Of all the lines in the records, how many hold the word "διατάξεις"? Answer with the number only.

_Working data_.
----

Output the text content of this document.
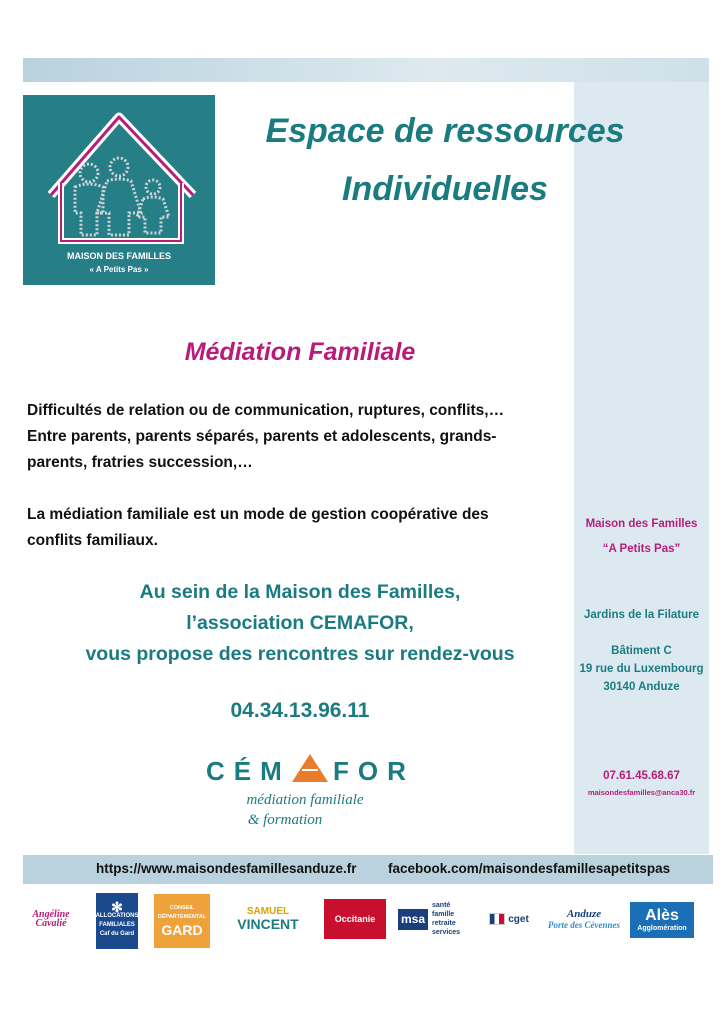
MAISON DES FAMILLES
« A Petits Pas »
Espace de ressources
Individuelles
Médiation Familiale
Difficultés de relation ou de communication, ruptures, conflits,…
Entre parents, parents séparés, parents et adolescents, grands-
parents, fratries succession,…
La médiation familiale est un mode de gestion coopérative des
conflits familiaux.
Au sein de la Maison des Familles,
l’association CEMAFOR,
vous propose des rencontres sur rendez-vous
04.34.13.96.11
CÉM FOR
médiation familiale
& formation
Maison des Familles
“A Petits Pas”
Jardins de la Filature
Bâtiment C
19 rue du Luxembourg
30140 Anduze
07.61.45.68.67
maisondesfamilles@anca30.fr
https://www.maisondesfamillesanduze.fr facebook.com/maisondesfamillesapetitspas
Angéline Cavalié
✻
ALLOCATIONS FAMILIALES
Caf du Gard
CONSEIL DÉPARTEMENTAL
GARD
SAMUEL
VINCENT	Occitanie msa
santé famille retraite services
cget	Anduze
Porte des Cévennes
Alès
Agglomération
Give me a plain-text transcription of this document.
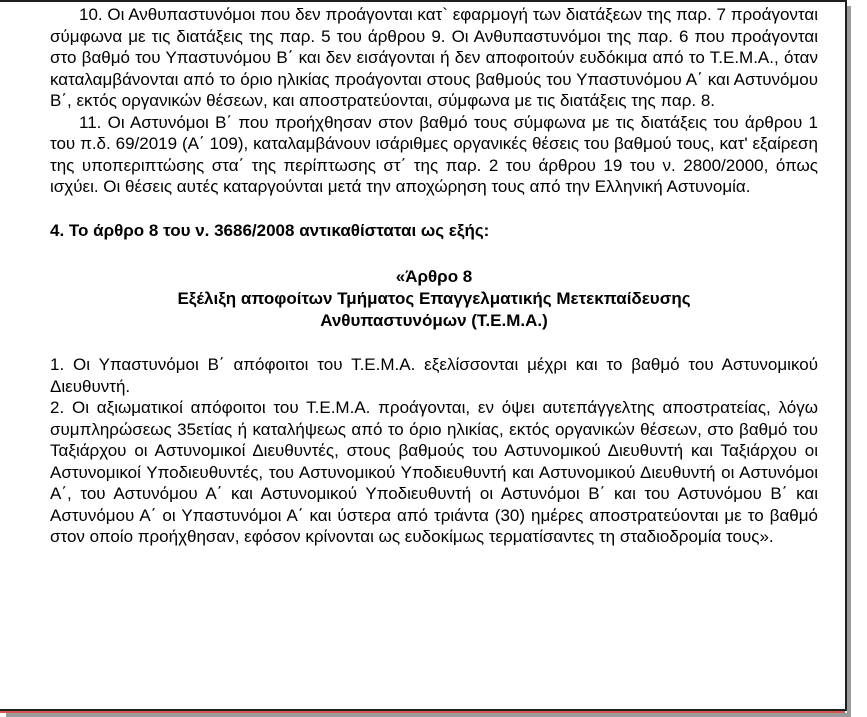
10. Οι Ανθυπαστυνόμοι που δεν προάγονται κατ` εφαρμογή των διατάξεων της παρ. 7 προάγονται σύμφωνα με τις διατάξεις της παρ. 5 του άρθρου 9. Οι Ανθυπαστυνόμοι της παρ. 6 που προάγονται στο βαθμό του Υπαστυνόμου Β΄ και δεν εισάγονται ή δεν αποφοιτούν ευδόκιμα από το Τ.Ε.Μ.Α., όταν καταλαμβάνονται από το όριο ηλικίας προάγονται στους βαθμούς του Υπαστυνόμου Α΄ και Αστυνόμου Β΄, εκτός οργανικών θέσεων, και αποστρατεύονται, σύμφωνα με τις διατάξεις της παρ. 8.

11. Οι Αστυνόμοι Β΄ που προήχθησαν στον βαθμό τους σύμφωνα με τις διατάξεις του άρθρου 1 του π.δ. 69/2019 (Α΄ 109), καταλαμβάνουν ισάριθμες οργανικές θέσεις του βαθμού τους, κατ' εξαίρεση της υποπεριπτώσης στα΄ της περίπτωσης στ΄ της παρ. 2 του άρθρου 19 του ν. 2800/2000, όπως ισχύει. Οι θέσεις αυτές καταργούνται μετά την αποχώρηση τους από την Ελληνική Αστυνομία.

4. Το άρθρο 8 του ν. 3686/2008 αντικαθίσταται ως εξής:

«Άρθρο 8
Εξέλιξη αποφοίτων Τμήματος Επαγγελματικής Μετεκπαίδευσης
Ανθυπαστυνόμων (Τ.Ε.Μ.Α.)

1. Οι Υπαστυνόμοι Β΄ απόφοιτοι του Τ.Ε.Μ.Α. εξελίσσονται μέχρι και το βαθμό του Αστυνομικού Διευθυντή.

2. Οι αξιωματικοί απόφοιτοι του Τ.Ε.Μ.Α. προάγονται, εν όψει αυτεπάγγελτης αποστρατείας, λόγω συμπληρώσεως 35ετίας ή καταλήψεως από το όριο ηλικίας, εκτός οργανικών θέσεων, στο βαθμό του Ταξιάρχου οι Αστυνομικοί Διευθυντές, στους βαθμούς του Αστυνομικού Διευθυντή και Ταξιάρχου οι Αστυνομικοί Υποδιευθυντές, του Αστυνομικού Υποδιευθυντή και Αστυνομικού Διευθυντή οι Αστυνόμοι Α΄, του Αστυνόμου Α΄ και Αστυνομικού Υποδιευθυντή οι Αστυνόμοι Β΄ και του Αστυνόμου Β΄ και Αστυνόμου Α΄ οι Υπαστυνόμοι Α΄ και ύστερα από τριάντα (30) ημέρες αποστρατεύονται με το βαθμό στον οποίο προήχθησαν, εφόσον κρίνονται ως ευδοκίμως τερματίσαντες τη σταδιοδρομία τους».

----

_Exercise result_. 2